PROBLEM DESCRIPTION: Return every line below as is, leaving out the pictures.

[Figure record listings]
########
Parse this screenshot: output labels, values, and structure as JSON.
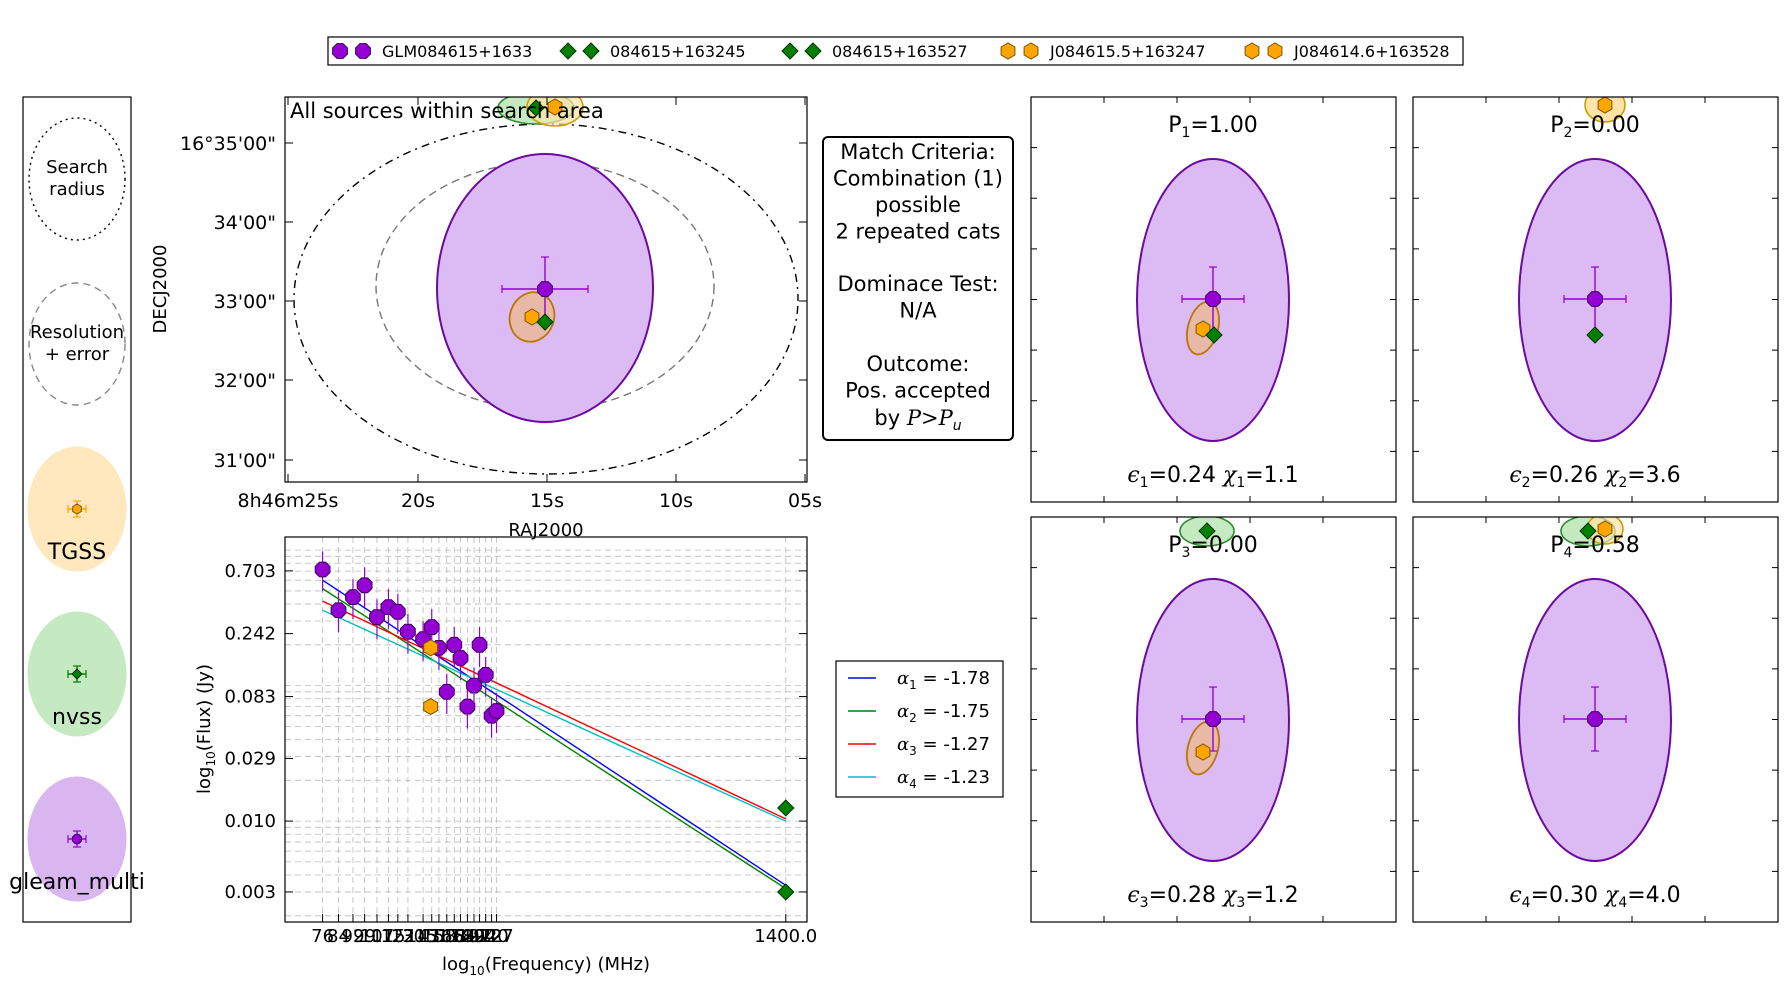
{
  "top_legend": [
    {
      "label": "GLM084615+1633",
      "marker": "octagon",
      "color": "#9400d3"
    },
    {
      "label": "084615+163245",
      "marker": "diamond",
      "color": "#008000"
    },
    {
      "label": "084615+163527",
      "marker": "diamond",
      "color": "#008000"
    },
    {
      "label": "J084615.5+163247",
      "marker": "hexagon",
      "color": "#ffa500"
    },
    {
      "label": "J084614.6+163528",
      "marker": "hexagon",
      "color": "#ffa500"
    }
  ],
  "key_panel": {
    "items": [
      {
        "label": "Search radius",
        "style": "dotted-ellipse"
      },
      {
        "label": "Resolution + error",
        "style": "dashed-ellipse"
      },
      {
        "label": "TGSS",
        "fill": "#ffe8bd",
        "marker_color": "#ffa500"
      },
      {
        "label": "nvss",
        "fill": "#c5e9c0",
        "marker_color": "#008000"
      },
      {
        "label": "gleam_multi",
        "fill": "#d9b6f0",
        "marker_color": "#9400d3"
      }
    ]
  },
  "sky_panel": {
    "annotation": "All sources within search area",
    "xlabel": "RAJ2000",
    "ylabel": "DECJ2000",
    "xticks": [
      "8h46m25s",
      "20s",
      "15s",
      "10s",
      "05s"
    ],
    "yticks": [
      "16°35'00\"",
      "34'00\"",
      "33'00\"",
      "32'00\"",
      "31'00\""
    ]
  },
  "criteria": {
    "lines_top": [
      "Match Criteria:",
      "Combination (1)",
      "possible",
      "2 repeated cats"
    ],
    "lines_mid": [
      "Dominace Test:",
      "N/A"
    ],
    "lines_bot": [
      "Outcome:",
      "Pos. accepted"
    ],
    "last_prefix": "by ",
    "last_var": "P",
    "last_op": ">",
    "last_sub": "u"
  },
  "chart_data": {
    "type": "scatter",
    "xlabel_main": "log",
    "xlabel_sub": "10",
    "xlabel_rest": "(Frequency) (MHz)",
    "ylabel_main": "log",
    "ylabel_sub": "10",
    "ylabel_rest": "(Flux) (Jy)",
    "x_tick_labels": [
      "76",
      "84",
      "92",
      "99",
      "107",
      "115",
      "122",
      "130",
      "143",
      "151",
      "158",
      "166",
      "174",
      "181",
      "189",
      "197",
      "204",
      "212",
      "220",
      "227",
      "1400.0"
    ],
    "y_tick_labels": [
      "0.703",
      "0.242",
      "0.083",
      "0.029",
      "0.010",
      "0.003"
    ],
    "y_tick_values": [
      0.703,
      0.242,
      0.083,
      0.029,
      0.01,
      0.003
    ],
    "series": [
      {
        "name": "GLM084615+1633",
        "color": "#9400d3",
        "marker": "octagon",
        "points": [
          [
            76,
            0.72
          ],
          [
            84,
            0.36
          ],
          [
            92,
            0.45
          ],
          [
            99,
            0.55
          ],
          [
            107,
            0.32
          ],
          [
            115,
            0.38
          ],
          [
            122,
            0.35
          ],
          [
            130,
            0.25
          ],
          [
            143,
            0.22
          ],
          [
            151,
            0.27
          ],
          [
            158,
            0.19
          ],
          [
            166,
            0.09
          ],
          [
            174,
            0.2
          ],
          [
            181,
            0.16
          ],
          [
            189,
            0.07
          ],
          [
            197,
            0.1
          ],
          [
            204,
            0.2
          ],
          [
            212,
            0.12
          ],
          [
            220,
            0.06
          ],
          [
            227,
            0.065
          ]
        ]
      },
      {
        "name": "084615+163245",
        "color": "#008000",
        "marker": "diamond",
        "points": [
          [
            1400,
            0.003
          ]
        ]
      },
      {
        "name": "084615+163527",
        "color": "#008000",
        "marker": "diamond",
        "points": [
          [
            1400,
            0.0125
          ]
        ]
      },
      {
        "name": "J084615.5+163247",
        "color": "#ffa500",
        "marker": "hexagon",
        "points": [
          [
            150,
            0.07
          ]
        ]
      },
      {
        "name": "J084614.6+163528",
        "color": "#ffa500",
        "marker": "hexagon",
        "points": [
          [
            150,
            0.19
          ]
        ]
      }
    ],
    "fits": [
      {
        "label": "= -1.78",
        "sub": "1",
        "alpha": -1.78,
        "color": "#0000ff",
        "start": [
          76,
          0.6
        ]
      },
      {
        "label": "= -1.75",
        "sub": "2",
        "alpha": -1.75,
        "color": "#008000",
        "start": [
          76,
          0.52
        ]
      },
      {
        "label": "= -1.27",
        "sub": "3",
        "alpha": -1.27,
        "color": "#ff0000",
        "start": [
          76,
          0.42
        ]
      },
      {
        "label": "= -1.23",
        "sub": "4",
        "alpha": -1.23,
        "color": "#00bfbf",
        "start": [
          76,
          0.36
        ]
      }
    ],
    "xscale": "log",
    "yscale": "log",
    "grid": true,
    "legend_position": "right"
  },
  "combo_panels": [
    {
      "p_label": "=1.00",
      "p_sub": "1",
      "eps": "=0.24",
      "eps_sub": "1",
      "chi": "=1.1",
      "chi_sub": "1"
    },
    {
      "p_label": "=0.00",
      "p_sub": "2",
      "eps": "=0.26",
      "eps_sub": "2",
      "chi": "=3.6",
      "chi_sub": "2"
    },
    {
      "p_label": "=0.00",
      "p_sub": "3",
      "eps": "=0.28",
      "eps_sub": "3",
      "chi": "=1.2",
      "chi_sub": "3"
    },
    {
      "p_label": "=0.58",
      "p_sub": "4",
      "eps": "=0.30",
      "eps_sub": "4",
      "chi": "=4.0",
      "chi_sub": "4"
    }
  ]
}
########
TASK RESPONSE:
Parse this screenshot: output labels, values, and structure as JSON.
{
  "top_legend": [
    {
      "label": "GLM084615+1633",
      "marker": "octagon",
      "color": "#9400d3"
    },
    {
      "label": "084615+163245",
      "marker": "diamond",
      "color": "#008000"
    },
    {
      "label": "084615+163527",
      "marker": "diamond",
      "color": "#008000"
    },
    {
      "label": "J084615.5+163247",
      "marker": "hexagon",
      "color": "#ffa500"
    },
    {
      "label": "J084614.6+163528",
      "marker": "hexagon",
      "color": "#ffa500"
    }
  ],
  "key_panel": {
    "items": [
      {
        "label": "Search radius",
        "style": "dotted-ellipse"
      },
      {
        "label": "Resolution + error",
        "style": "dashed-ellipse"
      },
      {
        "label": "TGSS",
        "fill": "#ffe8bd",
        "marker_color": "#ffa500"
      },
      {
        "label": "nvss",
        "fill": "#c5e9c0",
        "marker_color": "#008000"
      },
      {
        "label": "gleam_multi",
        "fill": "#d9b6f0",
        "marker_color": "#9400d3"
      }
    ]
  },
  "sky_panel": {
    "annotation": "All sources within search area",
    "xlabel": "RAJ2000",
    "ylabel": "DECJ2000",
    "xticks": [
      "8h46m25s",
      "20s",
      "15s",
      "10s",
      "05s"
    ],
    "yticks": [
      "16°35'00\"",
      "34'00\"",
      "33'00\"",
      "32'00\"",
      "31'00\""
    ]
  },
  "criteria": {
    "lines_top": [
      "Match Criteria:",
      "Combination (1)",
      "possible",
      "2 repeated cats"
    ],
    "lines_mid": [
      "Dominace Test:",
      "N/A"
    ],
    "lines_bot": [
      "Outcome:",
      "Pos. accepted"
    ],
    "last_prefix": "by ",
    "last_var": "P",
    "last_op": ">",
    "last_sub": "u"
  },
  "chart_data": {
    "type": "scatter",
    "xlabel_main": "log",
    "xlabel_sub": "10",
    "xlabel_rest": "(Frequency) (MHz)",
    "ylabel_main": "log",
    "ylabel_sub": "10",
    "ylabel_rest": "(Flux) (Jy)",
    "x_tick_labels": [
      "76",
      "84",
      "92",
      "99",
      "107",
      "115",
      "122",
      "130",
      "143",
      "151",
      "158",
      "166",
      "174",
      "181",
      "189",
      "197",
      "204",
      "212",
      "220",
      "227",
      "1400.0"
    ],
    "y_tick_labels": [
      "0.703",
      "0.242",
      "0.083",
      "0.029",
      "0.010",
      "0.003"
    ],
    "y_tick_values": [
      0.703,
      0.242,
      0.083,
      0.029,
      0.01,
      0.003
    ],
    "series": [
      {
        "name": "GLM084615+1633",
        "color": "#9400d3",
        "marker": "octagon",
        "points": [
          [
            76,
            0.72
          ],
          [
            84,
            0.36
          ],
          [
            92,
            0.45
          ],
          [
            99,
            0.55
          ],
          [
            107,
            0.32
          ],
          [
            115,
            0.38
          ],
          [
            122,
            0.35
          ],
          [
            130,
            0.25
          ],
          [
            143,
            0.22
          ],
          [
            151,
            0.27
          ],
          [
            158,
            0.19
          ],
          [
            166,
            0.09
          ],
          [
            174,
            0.2
          ],
          [
            181,
            0.16
          ],
          [
            189,
            0.07
          ],
          [
            197,
            0.1
          ],
          [
            204,
            0.2
          ],
          [
            212,
            0.12
          ],
          [
            220,
            0.06
          ],
          [
            227,
            0.065
          ]
        ]
      },
      {
        "name": "084615+163245",
        "color": "#008000",
        "marker": "diamond",
        "points": [
          [
            1400,
            0.003
          ]
        ]
      },
      {
        "name": "084615+163527",
        "color": "#008000",
        "marker": "diamond",
        "points": [
          [
            1400,
            0.0125
          ]
        ]
      },
      {
        "name": "J084615.5+163247",
        "color": "#ffa500",
        "marker": "hexagon",
        "points": [
          [
            150,
            0.07
          ]
        ]
      },
      {
        "name": "J084614.6+163528",
        "color": "#ffa500",
        "marker": "hexagon",
        "points": [
          [
            150,
            0.19
          ]
        ]
      }
    ],
    "fits": [
      {
        "label": "= -1.78",
        "sub": "1",
        "alpha": -1.78,
        "color": "#0000ff",
        "start": [
          76,
          0.6
        ]
      },
      {
        "label": "= -1.75",
        "sub": "2",
        "alpha": -1.75,
        "color": "#008000",
        "start": [
          76,
          0.52
        ]
      },
      {
        "label": "= -1.27",
        "sub": "3",
        "alpha": -1.27,
        "color": "#ff0000",
        "start": [
          76,
          0.42
        ]
      },
      {
        "label": "= -1.23",
        "sub": "4",
        "alpha": -1.23,
        "color": "#00bfbf",
        "start": [
          76,
          0.36
        ]
      }
    ],
    "xscale": "log",
    "yscale": "log",
    "grid": true,
    "legend_position": "right"
  },
  "combo_panels": [
    {
      "p_label": "=1.00",
      "p_sub": "1",
      "eps": "=0.24",
      "eps_sub": "1",
      "chi": "=1.1",
      "chi_sub": "1"
    },
    {
      "p_label": "=0.00",
      "p_sub": "2",
      "eps": "=0.26",
      "eps_sub": "2",
      "chi": "=3.6",
      "chi_sub": "2"
    },
    {
      "p_label": "=0.00",
      "p_sub": "3",
      "eps": "=0.28",
      "eps_sub": "3",
      "chi": "=1.2",
      "chi_sub": "3"
    },
    {
      "p_label": "=0.58",
      "p_sub": "4",
      "eps": "=0.30",
      "eps_sub": "4",
      "chi": "=4.0",
      "chi_sub": "4"
    }
  ]
}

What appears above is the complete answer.